Reproduce the line that holds "Read all visible content and emit it as JSON." together with all the lines after it up to the end of the entries.

════════════════

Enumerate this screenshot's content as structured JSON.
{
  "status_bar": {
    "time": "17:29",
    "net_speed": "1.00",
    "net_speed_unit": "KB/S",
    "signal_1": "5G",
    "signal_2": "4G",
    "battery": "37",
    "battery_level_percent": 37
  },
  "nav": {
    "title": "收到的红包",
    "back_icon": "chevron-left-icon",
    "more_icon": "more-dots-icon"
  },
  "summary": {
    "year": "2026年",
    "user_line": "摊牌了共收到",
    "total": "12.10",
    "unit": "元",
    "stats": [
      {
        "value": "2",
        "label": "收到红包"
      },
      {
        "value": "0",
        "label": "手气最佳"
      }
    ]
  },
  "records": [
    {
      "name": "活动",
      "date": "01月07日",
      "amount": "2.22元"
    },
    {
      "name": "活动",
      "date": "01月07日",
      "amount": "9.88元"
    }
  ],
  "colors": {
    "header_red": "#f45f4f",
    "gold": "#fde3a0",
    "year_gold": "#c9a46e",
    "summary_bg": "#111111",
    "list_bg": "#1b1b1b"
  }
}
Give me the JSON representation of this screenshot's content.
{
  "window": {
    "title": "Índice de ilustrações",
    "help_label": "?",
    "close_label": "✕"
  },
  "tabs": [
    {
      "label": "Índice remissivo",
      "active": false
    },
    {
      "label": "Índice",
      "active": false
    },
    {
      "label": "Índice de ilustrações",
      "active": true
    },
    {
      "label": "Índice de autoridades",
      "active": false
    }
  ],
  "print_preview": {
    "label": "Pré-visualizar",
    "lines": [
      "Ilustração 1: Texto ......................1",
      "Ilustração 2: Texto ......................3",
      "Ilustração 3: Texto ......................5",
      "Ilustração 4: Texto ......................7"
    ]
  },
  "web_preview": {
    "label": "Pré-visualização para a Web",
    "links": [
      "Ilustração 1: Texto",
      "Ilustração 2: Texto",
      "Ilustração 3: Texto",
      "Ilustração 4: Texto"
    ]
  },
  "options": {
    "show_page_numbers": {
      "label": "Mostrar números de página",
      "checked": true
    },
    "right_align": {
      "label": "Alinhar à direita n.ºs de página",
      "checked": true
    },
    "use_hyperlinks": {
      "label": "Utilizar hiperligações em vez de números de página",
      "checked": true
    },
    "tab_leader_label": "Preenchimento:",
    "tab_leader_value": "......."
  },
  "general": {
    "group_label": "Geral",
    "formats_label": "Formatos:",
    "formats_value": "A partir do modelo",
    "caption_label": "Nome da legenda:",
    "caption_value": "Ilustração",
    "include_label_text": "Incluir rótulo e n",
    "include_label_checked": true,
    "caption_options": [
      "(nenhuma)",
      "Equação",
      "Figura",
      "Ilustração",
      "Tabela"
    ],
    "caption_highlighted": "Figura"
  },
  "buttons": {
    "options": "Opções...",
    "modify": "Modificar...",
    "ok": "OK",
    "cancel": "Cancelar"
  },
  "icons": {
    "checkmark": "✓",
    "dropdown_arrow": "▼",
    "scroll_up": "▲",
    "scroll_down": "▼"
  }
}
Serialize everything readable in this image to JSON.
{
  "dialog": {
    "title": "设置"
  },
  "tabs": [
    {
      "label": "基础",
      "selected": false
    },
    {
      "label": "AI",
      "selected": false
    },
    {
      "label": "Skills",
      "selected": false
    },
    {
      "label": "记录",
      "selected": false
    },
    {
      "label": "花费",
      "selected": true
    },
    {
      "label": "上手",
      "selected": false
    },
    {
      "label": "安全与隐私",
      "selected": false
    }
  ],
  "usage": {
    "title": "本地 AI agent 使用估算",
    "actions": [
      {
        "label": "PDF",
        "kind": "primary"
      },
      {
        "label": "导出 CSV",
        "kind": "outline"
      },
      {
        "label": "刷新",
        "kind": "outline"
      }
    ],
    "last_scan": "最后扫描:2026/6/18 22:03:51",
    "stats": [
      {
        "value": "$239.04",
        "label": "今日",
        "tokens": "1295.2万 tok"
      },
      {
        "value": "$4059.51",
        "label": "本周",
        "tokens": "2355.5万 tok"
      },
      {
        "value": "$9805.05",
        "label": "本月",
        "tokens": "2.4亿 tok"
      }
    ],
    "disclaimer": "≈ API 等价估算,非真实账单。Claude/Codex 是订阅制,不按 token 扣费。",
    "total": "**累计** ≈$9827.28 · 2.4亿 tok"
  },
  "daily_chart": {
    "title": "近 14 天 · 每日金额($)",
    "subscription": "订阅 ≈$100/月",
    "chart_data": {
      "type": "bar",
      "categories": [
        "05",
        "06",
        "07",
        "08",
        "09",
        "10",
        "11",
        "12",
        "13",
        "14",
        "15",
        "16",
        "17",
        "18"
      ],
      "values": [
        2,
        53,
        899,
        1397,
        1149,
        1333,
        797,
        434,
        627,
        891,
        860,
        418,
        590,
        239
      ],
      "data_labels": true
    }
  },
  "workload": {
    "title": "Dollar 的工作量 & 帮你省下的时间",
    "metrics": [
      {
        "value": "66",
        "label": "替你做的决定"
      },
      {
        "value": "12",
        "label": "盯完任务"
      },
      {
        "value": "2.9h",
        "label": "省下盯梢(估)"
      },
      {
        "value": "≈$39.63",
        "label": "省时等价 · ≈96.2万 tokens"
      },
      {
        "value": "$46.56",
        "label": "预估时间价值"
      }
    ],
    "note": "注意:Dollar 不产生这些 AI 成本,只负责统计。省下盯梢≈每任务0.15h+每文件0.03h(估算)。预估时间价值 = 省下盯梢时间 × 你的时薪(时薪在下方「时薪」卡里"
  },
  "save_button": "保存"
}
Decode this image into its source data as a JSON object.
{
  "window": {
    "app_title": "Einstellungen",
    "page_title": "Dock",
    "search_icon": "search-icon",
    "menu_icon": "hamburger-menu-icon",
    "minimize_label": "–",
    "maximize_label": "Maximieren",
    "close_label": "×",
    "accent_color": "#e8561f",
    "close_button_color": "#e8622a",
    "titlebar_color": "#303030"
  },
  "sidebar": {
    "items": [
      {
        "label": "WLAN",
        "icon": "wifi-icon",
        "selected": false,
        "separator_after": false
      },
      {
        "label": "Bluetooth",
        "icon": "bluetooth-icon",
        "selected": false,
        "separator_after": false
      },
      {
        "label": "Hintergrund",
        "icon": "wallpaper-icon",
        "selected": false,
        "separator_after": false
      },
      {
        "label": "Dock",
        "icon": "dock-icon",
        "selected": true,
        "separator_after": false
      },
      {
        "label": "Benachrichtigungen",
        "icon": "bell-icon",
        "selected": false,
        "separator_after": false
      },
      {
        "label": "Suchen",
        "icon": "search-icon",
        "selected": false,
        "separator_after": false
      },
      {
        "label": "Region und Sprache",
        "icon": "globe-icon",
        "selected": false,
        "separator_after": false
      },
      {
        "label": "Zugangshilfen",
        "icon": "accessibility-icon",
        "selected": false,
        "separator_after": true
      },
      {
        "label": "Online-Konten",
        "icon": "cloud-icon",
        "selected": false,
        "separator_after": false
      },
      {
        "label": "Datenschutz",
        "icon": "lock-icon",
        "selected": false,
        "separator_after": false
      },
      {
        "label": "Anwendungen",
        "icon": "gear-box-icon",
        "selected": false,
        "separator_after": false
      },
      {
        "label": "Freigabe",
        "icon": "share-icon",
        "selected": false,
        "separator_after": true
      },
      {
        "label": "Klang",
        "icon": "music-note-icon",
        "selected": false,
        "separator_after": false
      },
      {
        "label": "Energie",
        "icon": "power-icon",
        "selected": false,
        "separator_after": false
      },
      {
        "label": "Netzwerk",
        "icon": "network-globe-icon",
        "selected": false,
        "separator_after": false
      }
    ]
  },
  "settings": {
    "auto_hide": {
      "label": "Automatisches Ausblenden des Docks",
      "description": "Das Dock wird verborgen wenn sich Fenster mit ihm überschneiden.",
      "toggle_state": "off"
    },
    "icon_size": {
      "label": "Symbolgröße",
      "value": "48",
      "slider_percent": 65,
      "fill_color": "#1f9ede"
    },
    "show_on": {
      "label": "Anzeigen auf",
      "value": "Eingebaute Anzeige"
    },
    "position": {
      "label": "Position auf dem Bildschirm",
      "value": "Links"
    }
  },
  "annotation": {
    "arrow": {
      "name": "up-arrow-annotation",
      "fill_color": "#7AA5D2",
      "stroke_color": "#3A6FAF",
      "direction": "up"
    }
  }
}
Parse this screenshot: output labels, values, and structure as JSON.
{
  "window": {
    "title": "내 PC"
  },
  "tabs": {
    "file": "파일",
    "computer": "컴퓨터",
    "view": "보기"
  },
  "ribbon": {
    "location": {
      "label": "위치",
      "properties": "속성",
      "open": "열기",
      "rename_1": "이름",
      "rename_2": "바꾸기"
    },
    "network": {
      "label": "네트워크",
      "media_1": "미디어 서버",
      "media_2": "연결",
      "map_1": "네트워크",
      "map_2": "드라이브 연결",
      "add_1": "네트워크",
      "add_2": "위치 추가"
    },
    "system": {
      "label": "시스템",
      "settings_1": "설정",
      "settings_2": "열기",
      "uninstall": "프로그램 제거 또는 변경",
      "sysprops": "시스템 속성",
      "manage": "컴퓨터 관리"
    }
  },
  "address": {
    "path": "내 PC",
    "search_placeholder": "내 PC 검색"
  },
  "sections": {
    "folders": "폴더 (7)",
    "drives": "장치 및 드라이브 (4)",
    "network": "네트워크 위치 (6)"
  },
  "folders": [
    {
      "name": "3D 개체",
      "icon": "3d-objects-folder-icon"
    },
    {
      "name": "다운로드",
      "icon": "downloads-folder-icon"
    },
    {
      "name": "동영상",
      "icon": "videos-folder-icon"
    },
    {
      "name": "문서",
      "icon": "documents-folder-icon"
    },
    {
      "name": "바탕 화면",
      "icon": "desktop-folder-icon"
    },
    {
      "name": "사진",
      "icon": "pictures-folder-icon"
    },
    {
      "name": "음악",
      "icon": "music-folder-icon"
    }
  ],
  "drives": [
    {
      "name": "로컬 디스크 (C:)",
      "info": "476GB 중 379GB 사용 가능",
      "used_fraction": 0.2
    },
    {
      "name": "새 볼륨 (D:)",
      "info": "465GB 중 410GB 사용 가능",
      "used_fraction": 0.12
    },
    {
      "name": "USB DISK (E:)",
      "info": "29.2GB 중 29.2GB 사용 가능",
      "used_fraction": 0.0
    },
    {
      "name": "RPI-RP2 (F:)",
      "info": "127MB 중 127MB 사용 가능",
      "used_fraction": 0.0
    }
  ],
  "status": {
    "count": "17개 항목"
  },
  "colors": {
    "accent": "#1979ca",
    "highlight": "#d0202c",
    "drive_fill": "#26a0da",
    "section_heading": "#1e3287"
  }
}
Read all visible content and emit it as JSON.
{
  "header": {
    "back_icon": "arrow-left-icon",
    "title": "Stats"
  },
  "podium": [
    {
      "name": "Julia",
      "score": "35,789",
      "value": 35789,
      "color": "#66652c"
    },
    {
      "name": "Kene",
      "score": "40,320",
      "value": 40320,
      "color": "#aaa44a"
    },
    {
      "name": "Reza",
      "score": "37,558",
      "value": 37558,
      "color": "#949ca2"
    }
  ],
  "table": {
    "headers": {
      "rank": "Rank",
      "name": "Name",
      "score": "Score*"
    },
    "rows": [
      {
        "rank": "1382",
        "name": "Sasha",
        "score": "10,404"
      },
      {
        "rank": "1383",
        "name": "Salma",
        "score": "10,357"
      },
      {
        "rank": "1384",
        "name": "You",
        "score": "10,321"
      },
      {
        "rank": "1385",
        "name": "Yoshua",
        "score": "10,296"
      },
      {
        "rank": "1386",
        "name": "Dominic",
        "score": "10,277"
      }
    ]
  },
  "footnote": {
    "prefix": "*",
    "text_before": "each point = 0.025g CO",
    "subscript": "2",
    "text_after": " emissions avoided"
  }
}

════════════════

> Solution below
Read all visible content and emit it as JSON.
{
  "header": {
    "back_icon": "arrow-left-icon",
    "title": "Stats"
  },
  "podium": [
    {
      "name": "Julia",
      "score": "35,789",
      "value": 35789,
      "color": "#66652c"
    },
    {
      "name": "Kene",
      "score": "40,320",
      "value": 40320,
      "color": "#aaa44a"
    },
    {
      "name": "Reza",
      "score": "37,558",
      "value": 37558,
      "color": "#949ca2"
    }
  ],
  "table": {
    "headers": {
      "rank": "Rank",
      "name": "Name",
      "score": "Score*"
    },
    "rows": [
      {
        "rank": "1382",
        "name": "Sasha",
        "score": "10,404"
      },
      {
        "rank": "1383",
        "name": "Salma",
        "score": "10,357"
      },
      {
        "rank": "1384",
        "name": "You",
        "score": "10,321"
      },
      {
        "rank": "1385",
        "name": "Yoshua",
        "score": "10,296"
      },
      {
        "rank": "1386",
        "name": "Dominic",
        "score": "10,277"
      }
    ]
  },
  "footnote": {
    "prefix": "*",
    "text_before": "each point = 0.025g CO",
    "subscript": "2",
    "text_after": " emissions avoided"
  }
}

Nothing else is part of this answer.